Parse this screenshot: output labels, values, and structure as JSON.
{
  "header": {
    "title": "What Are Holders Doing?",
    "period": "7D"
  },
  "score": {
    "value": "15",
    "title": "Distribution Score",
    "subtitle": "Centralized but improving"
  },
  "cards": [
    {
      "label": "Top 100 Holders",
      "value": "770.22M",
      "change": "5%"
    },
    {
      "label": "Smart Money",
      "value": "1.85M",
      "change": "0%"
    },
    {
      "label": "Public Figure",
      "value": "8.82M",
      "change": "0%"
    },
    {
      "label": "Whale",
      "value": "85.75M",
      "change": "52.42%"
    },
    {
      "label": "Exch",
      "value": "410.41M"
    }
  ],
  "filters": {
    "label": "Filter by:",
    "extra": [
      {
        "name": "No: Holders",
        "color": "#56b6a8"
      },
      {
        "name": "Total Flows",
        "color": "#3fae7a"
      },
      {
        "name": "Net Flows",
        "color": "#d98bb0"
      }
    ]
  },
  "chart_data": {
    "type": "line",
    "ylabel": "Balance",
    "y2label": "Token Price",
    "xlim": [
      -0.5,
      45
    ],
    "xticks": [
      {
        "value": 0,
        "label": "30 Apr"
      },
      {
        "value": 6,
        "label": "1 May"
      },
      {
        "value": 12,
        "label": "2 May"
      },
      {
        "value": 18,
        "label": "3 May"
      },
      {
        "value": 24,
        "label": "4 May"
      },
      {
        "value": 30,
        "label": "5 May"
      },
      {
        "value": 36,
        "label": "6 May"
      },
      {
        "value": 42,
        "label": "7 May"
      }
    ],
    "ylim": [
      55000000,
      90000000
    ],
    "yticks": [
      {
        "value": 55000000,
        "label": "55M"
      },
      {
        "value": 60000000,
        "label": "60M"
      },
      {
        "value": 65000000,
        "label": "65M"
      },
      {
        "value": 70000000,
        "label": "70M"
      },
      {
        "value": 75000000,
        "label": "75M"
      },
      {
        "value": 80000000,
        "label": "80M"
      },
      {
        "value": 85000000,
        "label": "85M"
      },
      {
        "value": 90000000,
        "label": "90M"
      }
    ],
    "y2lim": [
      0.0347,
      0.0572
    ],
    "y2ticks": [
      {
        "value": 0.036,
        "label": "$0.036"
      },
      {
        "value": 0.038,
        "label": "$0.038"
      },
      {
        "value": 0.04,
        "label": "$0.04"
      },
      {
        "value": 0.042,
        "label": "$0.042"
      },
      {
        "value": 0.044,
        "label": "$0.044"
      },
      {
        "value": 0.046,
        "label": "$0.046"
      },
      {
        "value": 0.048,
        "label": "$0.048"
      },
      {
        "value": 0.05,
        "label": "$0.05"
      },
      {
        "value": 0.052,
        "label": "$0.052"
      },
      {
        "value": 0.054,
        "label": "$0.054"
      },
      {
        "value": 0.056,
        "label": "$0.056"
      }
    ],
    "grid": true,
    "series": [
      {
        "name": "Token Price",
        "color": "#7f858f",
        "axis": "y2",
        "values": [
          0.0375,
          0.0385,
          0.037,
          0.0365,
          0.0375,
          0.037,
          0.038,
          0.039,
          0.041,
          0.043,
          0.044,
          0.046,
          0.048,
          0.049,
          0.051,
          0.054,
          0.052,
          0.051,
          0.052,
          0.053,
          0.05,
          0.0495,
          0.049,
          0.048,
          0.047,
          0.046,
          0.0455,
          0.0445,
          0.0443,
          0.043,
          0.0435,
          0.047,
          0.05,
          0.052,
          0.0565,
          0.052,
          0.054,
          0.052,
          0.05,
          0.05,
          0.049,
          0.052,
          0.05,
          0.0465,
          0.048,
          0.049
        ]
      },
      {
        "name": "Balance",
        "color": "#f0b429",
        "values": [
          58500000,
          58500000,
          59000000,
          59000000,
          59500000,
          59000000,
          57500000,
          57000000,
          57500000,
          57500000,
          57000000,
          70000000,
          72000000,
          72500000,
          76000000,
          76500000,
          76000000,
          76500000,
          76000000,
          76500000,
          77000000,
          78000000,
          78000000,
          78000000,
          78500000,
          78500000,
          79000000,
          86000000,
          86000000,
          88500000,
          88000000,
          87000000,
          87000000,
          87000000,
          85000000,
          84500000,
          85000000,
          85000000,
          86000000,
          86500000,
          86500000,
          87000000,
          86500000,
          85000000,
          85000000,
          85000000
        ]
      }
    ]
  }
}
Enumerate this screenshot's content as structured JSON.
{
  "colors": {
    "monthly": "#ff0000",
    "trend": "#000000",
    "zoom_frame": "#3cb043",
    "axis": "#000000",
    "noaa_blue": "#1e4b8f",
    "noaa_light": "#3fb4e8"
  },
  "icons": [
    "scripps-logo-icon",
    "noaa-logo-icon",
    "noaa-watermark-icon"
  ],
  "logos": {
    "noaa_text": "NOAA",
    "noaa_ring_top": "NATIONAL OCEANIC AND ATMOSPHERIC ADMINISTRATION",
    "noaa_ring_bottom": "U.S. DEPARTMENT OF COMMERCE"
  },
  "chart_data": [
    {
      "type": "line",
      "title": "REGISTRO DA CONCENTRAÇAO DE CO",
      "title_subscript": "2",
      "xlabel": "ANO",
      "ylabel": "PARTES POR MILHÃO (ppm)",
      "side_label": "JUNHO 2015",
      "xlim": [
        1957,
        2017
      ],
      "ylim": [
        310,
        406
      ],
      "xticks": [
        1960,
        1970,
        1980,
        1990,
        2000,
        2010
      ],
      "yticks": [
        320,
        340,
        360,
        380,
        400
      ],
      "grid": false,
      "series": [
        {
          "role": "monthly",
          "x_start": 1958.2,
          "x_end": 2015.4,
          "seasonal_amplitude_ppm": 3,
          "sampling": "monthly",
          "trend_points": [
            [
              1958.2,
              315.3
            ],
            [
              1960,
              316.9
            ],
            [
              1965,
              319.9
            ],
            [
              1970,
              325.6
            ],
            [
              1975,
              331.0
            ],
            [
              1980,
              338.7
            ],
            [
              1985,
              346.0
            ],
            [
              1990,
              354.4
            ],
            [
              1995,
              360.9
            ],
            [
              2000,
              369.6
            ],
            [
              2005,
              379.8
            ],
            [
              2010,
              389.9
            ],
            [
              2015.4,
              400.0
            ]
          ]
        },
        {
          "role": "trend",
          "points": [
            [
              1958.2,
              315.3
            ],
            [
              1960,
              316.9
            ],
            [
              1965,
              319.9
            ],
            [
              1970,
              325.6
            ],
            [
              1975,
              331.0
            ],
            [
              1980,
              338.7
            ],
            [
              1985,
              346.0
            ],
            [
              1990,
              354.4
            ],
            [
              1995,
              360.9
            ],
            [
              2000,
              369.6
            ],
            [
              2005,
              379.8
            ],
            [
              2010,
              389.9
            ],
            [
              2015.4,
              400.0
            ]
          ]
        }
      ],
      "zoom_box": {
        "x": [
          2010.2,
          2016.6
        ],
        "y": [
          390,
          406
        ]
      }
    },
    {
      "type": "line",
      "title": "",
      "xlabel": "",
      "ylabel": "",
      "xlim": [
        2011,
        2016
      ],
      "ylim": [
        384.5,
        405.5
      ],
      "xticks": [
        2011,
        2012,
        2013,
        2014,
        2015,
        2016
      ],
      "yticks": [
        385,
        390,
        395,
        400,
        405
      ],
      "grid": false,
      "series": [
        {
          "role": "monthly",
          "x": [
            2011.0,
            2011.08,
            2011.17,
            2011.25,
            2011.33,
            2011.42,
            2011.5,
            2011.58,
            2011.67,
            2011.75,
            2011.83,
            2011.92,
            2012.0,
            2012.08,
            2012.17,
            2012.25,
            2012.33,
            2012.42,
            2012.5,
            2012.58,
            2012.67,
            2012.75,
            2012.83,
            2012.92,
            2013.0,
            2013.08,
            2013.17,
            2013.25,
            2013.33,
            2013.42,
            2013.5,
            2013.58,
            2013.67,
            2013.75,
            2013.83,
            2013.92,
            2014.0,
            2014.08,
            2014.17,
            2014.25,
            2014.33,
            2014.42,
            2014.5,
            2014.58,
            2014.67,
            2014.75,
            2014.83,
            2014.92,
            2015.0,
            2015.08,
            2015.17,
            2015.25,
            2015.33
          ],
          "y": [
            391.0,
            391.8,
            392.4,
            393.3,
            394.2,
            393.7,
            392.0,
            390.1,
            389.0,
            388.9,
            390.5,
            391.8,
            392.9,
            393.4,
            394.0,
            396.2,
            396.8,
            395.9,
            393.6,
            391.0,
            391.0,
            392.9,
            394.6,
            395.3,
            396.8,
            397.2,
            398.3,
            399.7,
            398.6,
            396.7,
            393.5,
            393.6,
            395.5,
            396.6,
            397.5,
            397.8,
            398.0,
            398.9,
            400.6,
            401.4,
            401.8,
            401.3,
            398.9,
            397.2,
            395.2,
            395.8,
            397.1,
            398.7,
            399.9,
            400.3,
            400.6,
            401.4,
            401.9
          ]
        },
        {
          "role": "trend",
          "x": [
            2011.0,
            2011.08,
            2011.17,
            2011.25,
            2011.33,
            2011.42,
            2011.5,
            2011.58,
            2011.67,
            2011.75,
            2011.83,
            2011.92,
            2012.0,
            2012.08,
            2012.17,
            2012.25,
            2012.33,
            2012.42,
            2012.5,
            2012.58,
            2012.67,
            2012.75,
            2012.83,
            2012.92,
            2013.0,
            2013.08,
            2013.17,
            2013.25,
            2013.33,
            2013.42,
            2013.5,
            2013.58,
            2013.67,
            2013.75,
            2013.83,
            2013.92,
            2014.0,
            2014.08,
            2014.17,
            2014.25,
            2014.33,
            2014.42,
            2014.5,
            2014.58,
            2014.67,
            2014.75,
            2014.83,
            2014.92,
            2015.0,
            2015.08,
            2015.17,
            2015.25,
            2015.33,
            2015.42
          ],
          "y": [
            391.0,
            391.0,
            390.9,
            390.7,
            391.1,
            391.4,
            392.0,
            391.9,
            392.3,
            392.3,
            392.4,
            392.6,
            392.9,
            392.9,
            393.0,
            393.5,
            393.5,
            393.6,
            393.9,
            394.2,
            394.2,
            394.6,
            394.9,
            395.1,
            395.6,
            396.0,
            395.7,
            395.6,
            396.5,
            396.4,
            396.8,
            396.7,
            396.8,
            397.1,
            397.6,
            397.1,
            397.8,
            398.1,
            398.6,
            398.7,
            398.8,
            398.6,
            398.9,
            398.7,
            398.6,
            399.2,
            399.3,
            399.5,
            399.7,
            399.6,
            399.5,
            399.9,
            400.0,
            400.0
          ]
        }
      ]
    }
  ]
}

» **BRIEF**:
Of all the lines in the listing above, how many include "Holders"? Write only the number.

» **CORRECT RESPONSE**:
3